Exercise requirements -
Tally the lines in the listing below that contain "Herren" and report the tally alone.

-- Start of Records supplied --

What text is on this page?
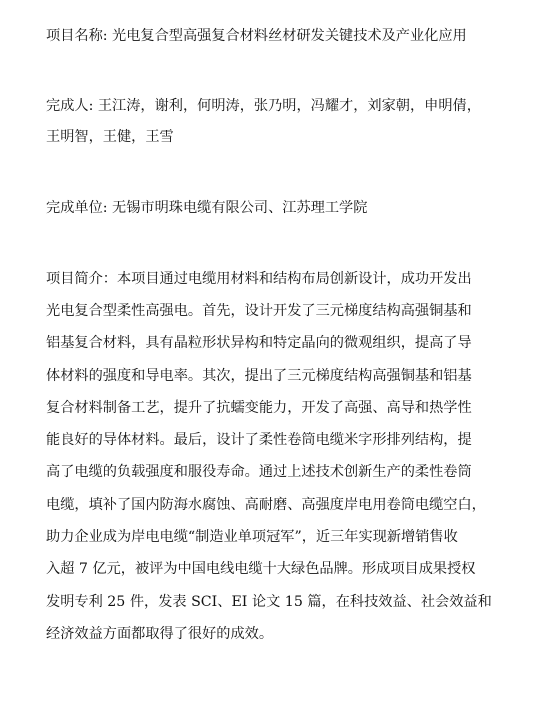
项目名称: 光电复合型高强复合材料丝材研发关键技术及产业化应用

完成人: 王江涛，谢利，何明涛，张乃明，冯耀才，刘家朝，申明倩，

王明智，王健，王雪

完成单位: 无锡市明珠电缆有限公司、江苏理工学院

项目简介：本项目通过电缆用材料和结构布局创新设计，成功开发出
光电复合型柔性高强电。首先，设计开发了三元梯度结构高强铜基和
铝基复合材料，具有晶粒形状异构和特定晶向的微观组织，提高了导
体材料的强度和导电率。其次，提出了三元梯度结构高强铜基和铝基
复合材料制备工艺，提升了抗蠕变能力，开发了高强、高导和热学性
能良好的导体材料。最后，设计了柔性卷筒电缆米字形排列结构，提
高了电缆的负载强度和服役寿命。通过上述技术创新生产的柔性卷筒
电缆，填补了国内防海水腐蚀、高耐磨、高强度岸电用卷筒电缆空白，
助力企业成为岸电电缆“制造业单项冠军”，近三年实现新增销售收
入超 7 亿元，被评为中国电线电缆十大绿色品牌。形成项目成果授权
发明专利 25 件，发表 SCI、EI 论文 15 篇，在科技效益、社会效益和
经济效益方面都取得了很好的成效。
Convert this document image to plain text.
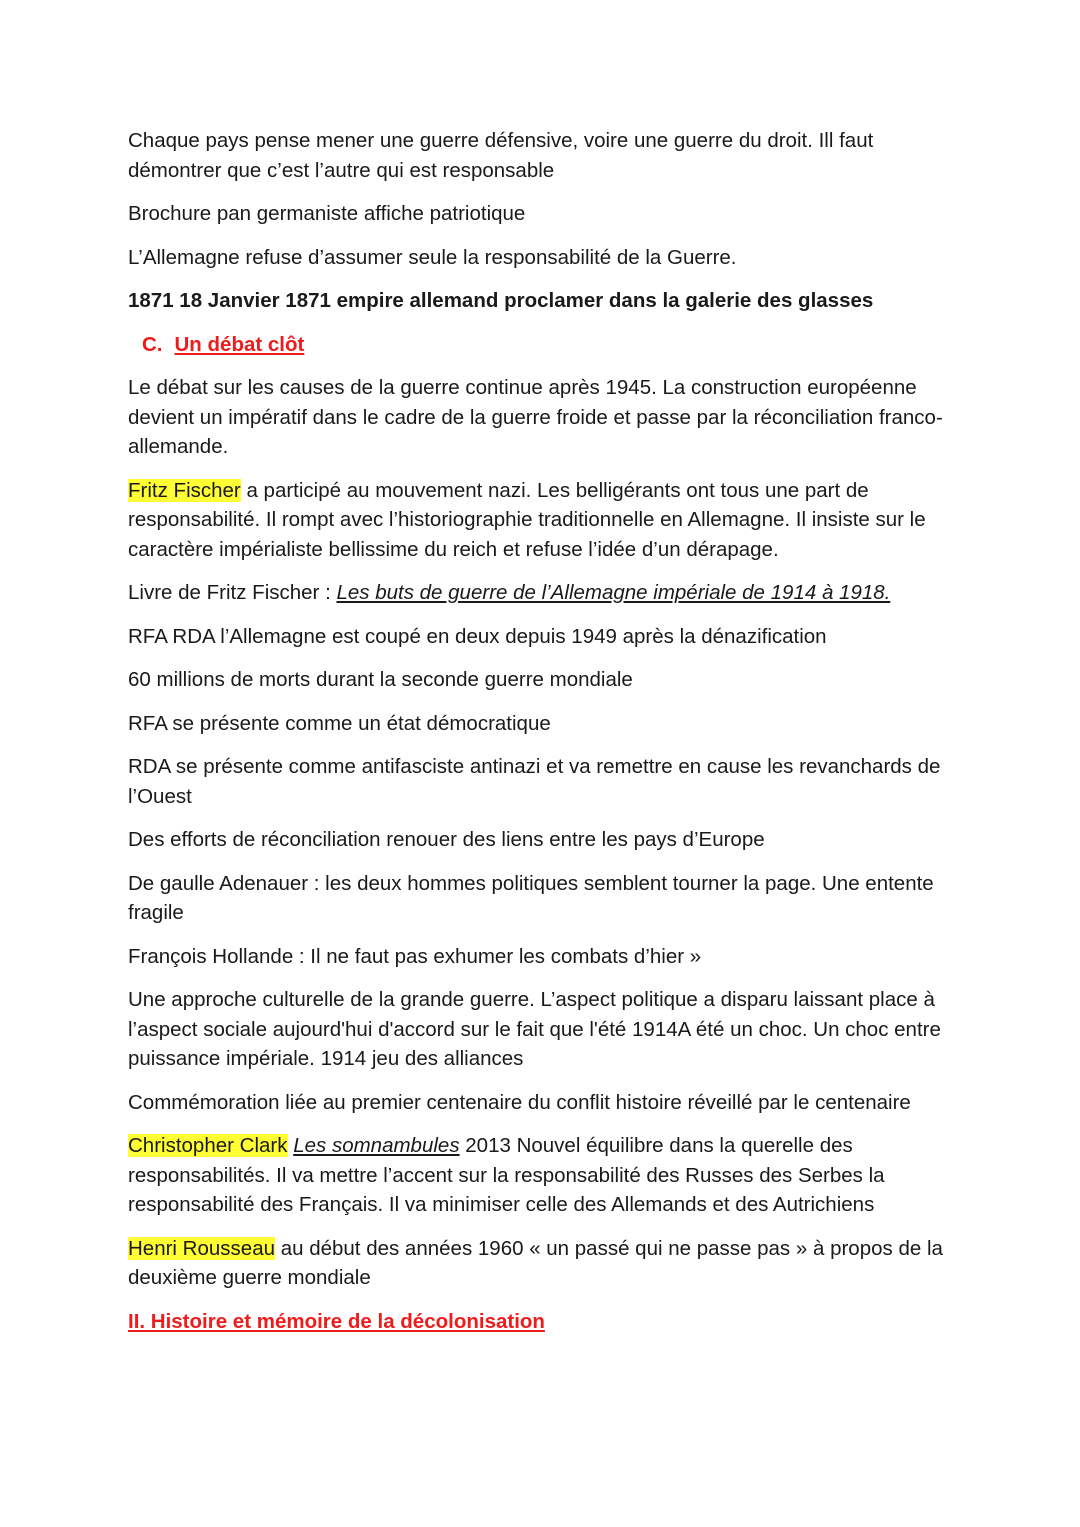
Chaque pays pense mener une guerre défensive, voire une guerre du droit. Ill faut démontrer que c’est l’autre qui est responsable

Brochure pan germaniste affiche patriotique

L’Allemagne refuse d’assumer seule la responsabilité de la Guerre.

1871 18 Janvier 1871 empire allemand proclamer dans la galerie des glasses

C. Un débat clôt

Le débat sur les causes de la guerre continue après 1945. La construction européenne devient un impératif dans le cadre de la guerre froide et passe par la réconciliation franco-allemande.

Fritz Fischer a participé au mouvement nazi. Les belligérants ont tous une part de responsabilité. Il rompt avec l’historiographie traditionnelle en Allemagne. Il insiste sur le caractère impérialiste bellissime du reich et refuse l’idée d’un dérapage.

Livre de Fritz Fischer : Les buts de guerre de l’Allemagne impériale de 1914 à 1918.

RFA RDA l’Allemagne est coupé en deux depuis 1949 après la dénazification

60 millions de morts durant la seconde guerre mondiale

RFA se présente comme un état démocratique

RDA se présente comme antifasciste antinazi et va remettre en cause les revanchards de l’Ouest

Des efforts de réconciliation renouer des liens entre les pays d’Europe

De gaulle Adenauer : les deux hommes politiques semblent tourner la page. Une entente fragile

François Hollande : Il ne faut pas exhumer les combats d’hier »

Une approche culturelle de la grande guerre. L’aspect politique a disparu laissant place à l’aspect sociale aujourd'hui d'accord sur le fait que l'été 1914A été un choc. Un choc entre puissance impériale. 1914 jeu des alliances

Commémoration liée au premier centenaire du conflit histoire réveillé par le centenaire

Christopher Clark Les somnambules 2013 Nouvel équilibre dans la querelle des responsabilités. Il va mettre l’accent sur la responsabilité des Russes des Serbes la responsabilité des Français. Il va minimiser celle des Allemands et des Autrichiens

Henri Rousseau au début des années 1960 « un passé qui ne passe pas » à propos de la deuxième guerre mondiale

II. Histoire et mémoire de la décolonisation
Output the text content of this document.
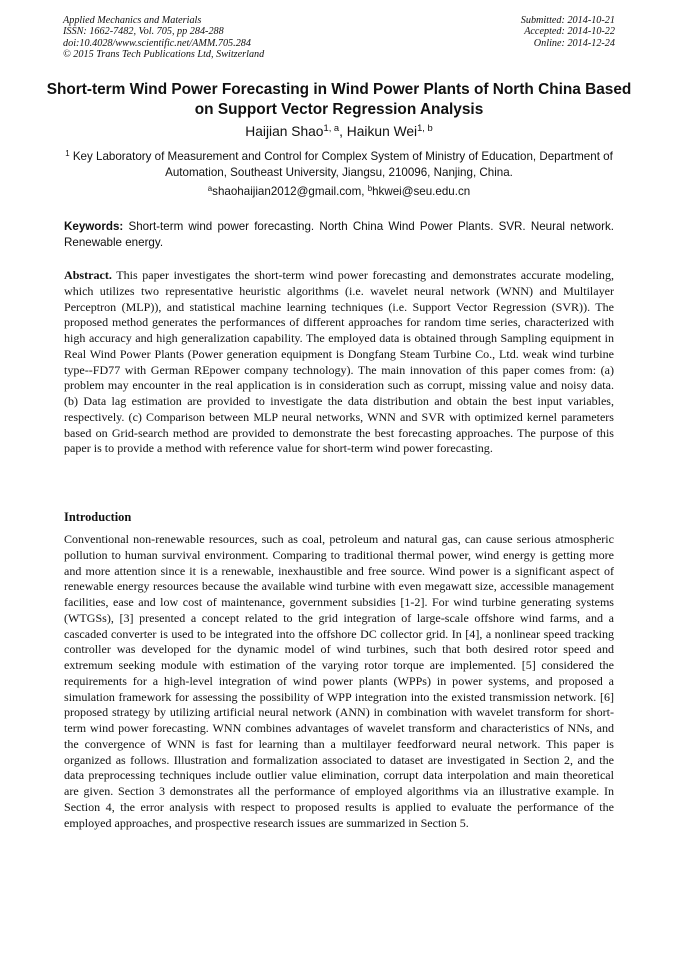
Applied Mechanics and Materials
ISSN: 1662-7482, Vol. 705, pp 284-288
doi:10.4028/www.scientific.net/AMM.705.284
© 2015 Trans Tech Publications Ltd, Switzerland
Submitted: 2014-10-21
Accepted: 2014-10-22
Online: 2014-12-24
Short-term Wind Power Forecasting in Wind Power Plants of North China Based on Support Vector Regression Analysis
Haijian Shao$^{1, a}$, Haikun Wei$^{1, b}$
$^1$ Key Laboratory of Measurement and Control for Complex System of Ministry of Education, Department of Automation, Southeast University, Jiangsu, 210096, Nanjing, China.
$^a$shaohaijian2012@gmail.com, $^b$hkwei@seu.edu.cn
Keywords: Short-term wind power forecasting. North China Wind Power Plants. SVR. Neural network. Renewable energy.
Abstract. This paper investigates the short-term wind power forecasting and demonstrates accurate modeling, which utilizes two representative heuristic algorithms (i.e. wavelet neural network (WNN) and Multilayer Perceptron (MLP)), and statistical machine learning techniques (i.e. Support Vector Regression (SVR)). The proposed method generates the performances of different approaches for random time series, characterized with high accuracy and high generalization capability. The employed data is obtained through Sampling equipment in Real Wind Power Plants (Power generation equipment is Dongfang Steam Turbine Co., Ltd. weak wind turbine type--FD77 with German REpower company technology). The main innovation of this paper comes from: (a) problem may encounter in the real application is in consideration such as corrupt, missing value and noisy data. (b) Data lag estimation are provided to investigate the data distribution and obtain the best input variables, respectively. (c) Comparison between MLP neural networks, WNN and SVR with optimized kernel parameters based on Grid-search method are provided to demonstrate the best forecasting approaches. The purpose of this paper is to provide a method with reference value for short-term wind power forecasting.
Introduction
Conventional non-renewable resources, such as coal, petroleum and natural gas, can cause serious atmospheric pollution to human survival environment. Comparing to traditional thermal power, wind energy is getting more and more attention since it is a renewable, inexhaustible and free source. Wind power is a significant aspect of renewable energy resources because the available wind turbine with even megawatt size, accessible management facilities, ease and low cost of maintenance, government subsidies [1-2]. For wind turbine generating systems (WTGSs), [3] presented a concept related to the grid integration of large-scale offshore wind farms, and a cascaded converter is used to be integrated into the offshore DC collector grid. In [4], a nonlinear speed tracking controller was developed for the dynamic model of wind turbines, such that both desired rotor speed and extremum seeking module with estimation of the varying rotor torque are implemented. [5] considered the requirements for a high-level integration of wind power plants (WPPs) in power systems, and proposed a simulation framework for assessing the possibility of WPP integration into the existed transmission network. [6] proposed strategy by utilizing artificial neural network (ANN) in combination with wavelet transform for short-term wind power forecasting. WNN combines advantages of wavelet transform and characteristics of NNs, and the convergence of WNN is fast for learning than a multilayer feedforward neural network. This paper is organized as follows. Illustration and formalization associated to dataset are investigated in Section 2, and the data preprocessing techniques include outlier value elimination, corrupt data interpolation and main theoretical are given. Section 3 demonstrates all the performance of employed algorithms via an illustrative example. In Section 4, the error analysis with respect to proposed results is applied to evaluate the performance of the employed approaches, and prospective research issues are summarized in Section 5.
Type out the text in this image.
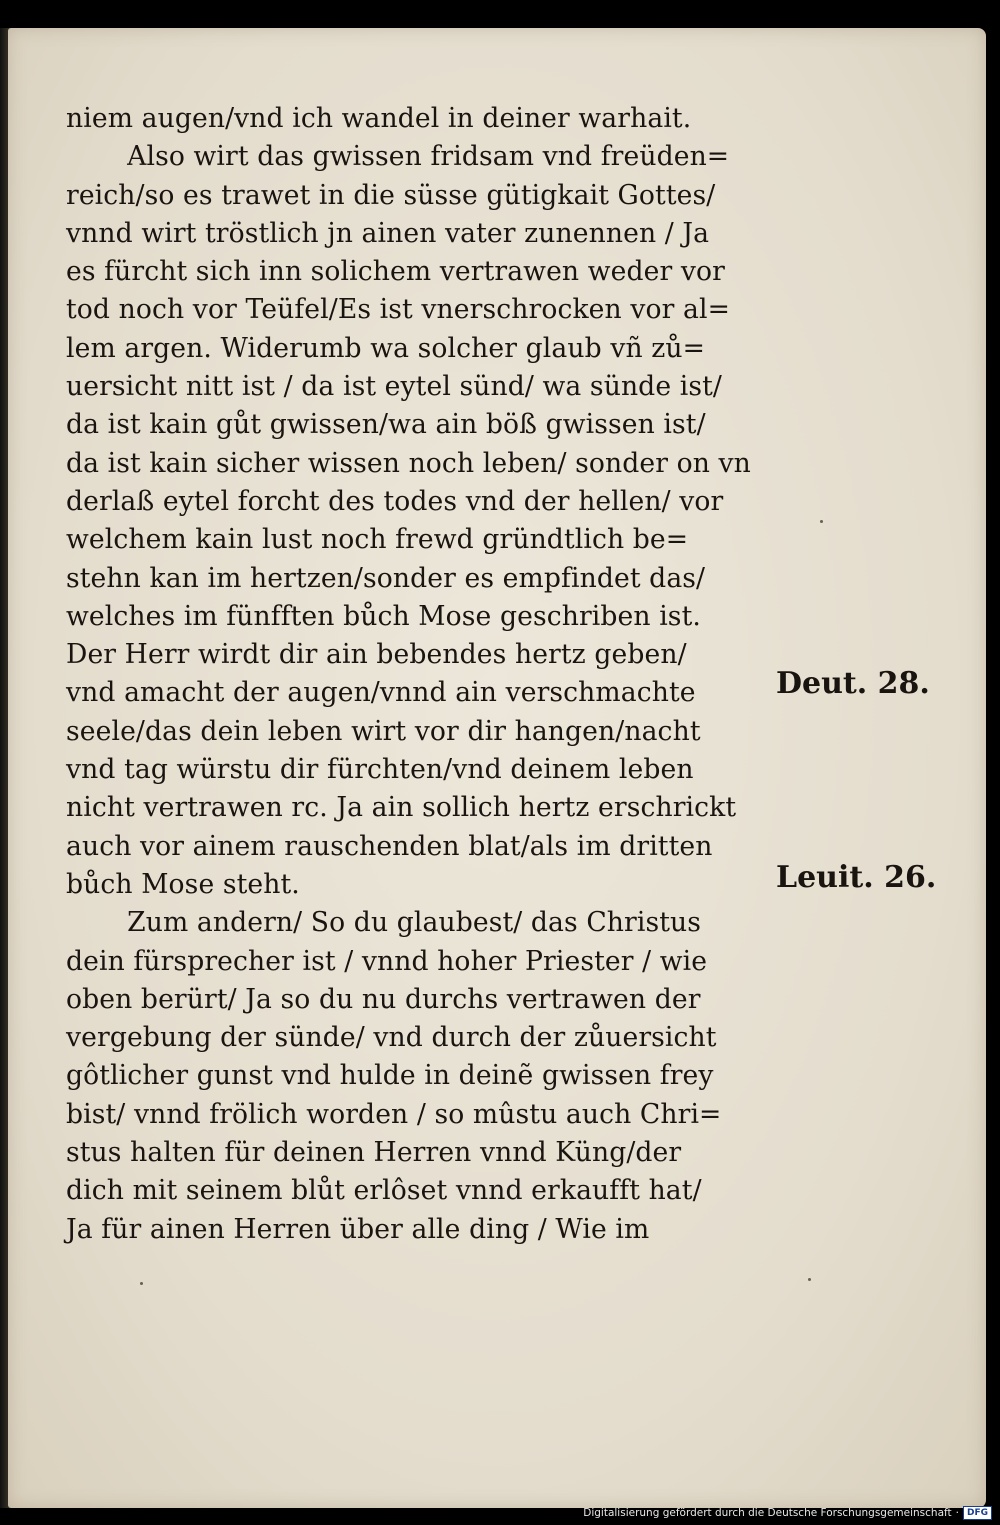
niem augen/vnd ich wandel in deiner warhait.
Also wirt das gwissen fridsam vnd freüden=
reich/so es trawet in die süsse gütigkait Gottes/
vnnd wirt tröstlich jn ainen vater zunennen / Ja
es fürcht sich inn solichem vertrawen weder vor
tod noch vor Teüfel/Es ist vnerschrocken vor al=
lem argen. Widerumb wa solcher glaub vñ zů=
uersicht nitt ist / da ist eytel sünd/ wa sünde ist/
da ist kain gůt gwissen/wa ain böß gwissen ist/
da ist kain sicher wissen noch leben/ sonder on vn
derlaß eytel forcht des todes vnd der hellen/ vor
welchem kain lust noch frewd gründtlich be=
stehn kan im hertzen/sonder es empfindet das/
welches im fünfften bůch Mose geschriben ist.
Der Herr wirdt dir ain bebendes hertz geben/
vnd amacht der augen/vnnd ain verschmachte
seele/das dein leben wirt vor dir hangen/nacht
vnd tag würstu dir fürchten/vnd deinem leben
nicht vertrawen rc. Ja ain sollich hertz erschrickt
auch vor ainem rauschenden blat/als im dritten
bůch Mose steht.
Zum andern/ So du glaubest/ das Christus
dein fürsprecher ist / vnnd hoher Priester / wie
oben berürt/ Ja so du nu durchs vertrawen der
vergebung der sünde/ vnd durch der zůuersicht
gôtlicher gunst vnd hulde in deinẽ gwissen frey
bist/ vnnd frölich worden / so mûstu auch Chri=
stus halten für deinen Herren vnnd Küng/der
dich mit seinem blůt erlôset vnnd erkaufft hat/
Ja für ainen Herren über alle ding / Wie im
Deut. 28.
Leuit. 26.
Digitalisierung gefördert durch die Deutsche Forschungsgemeinschaft · DFG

-- End of Records supplied --

Exercise solution -
2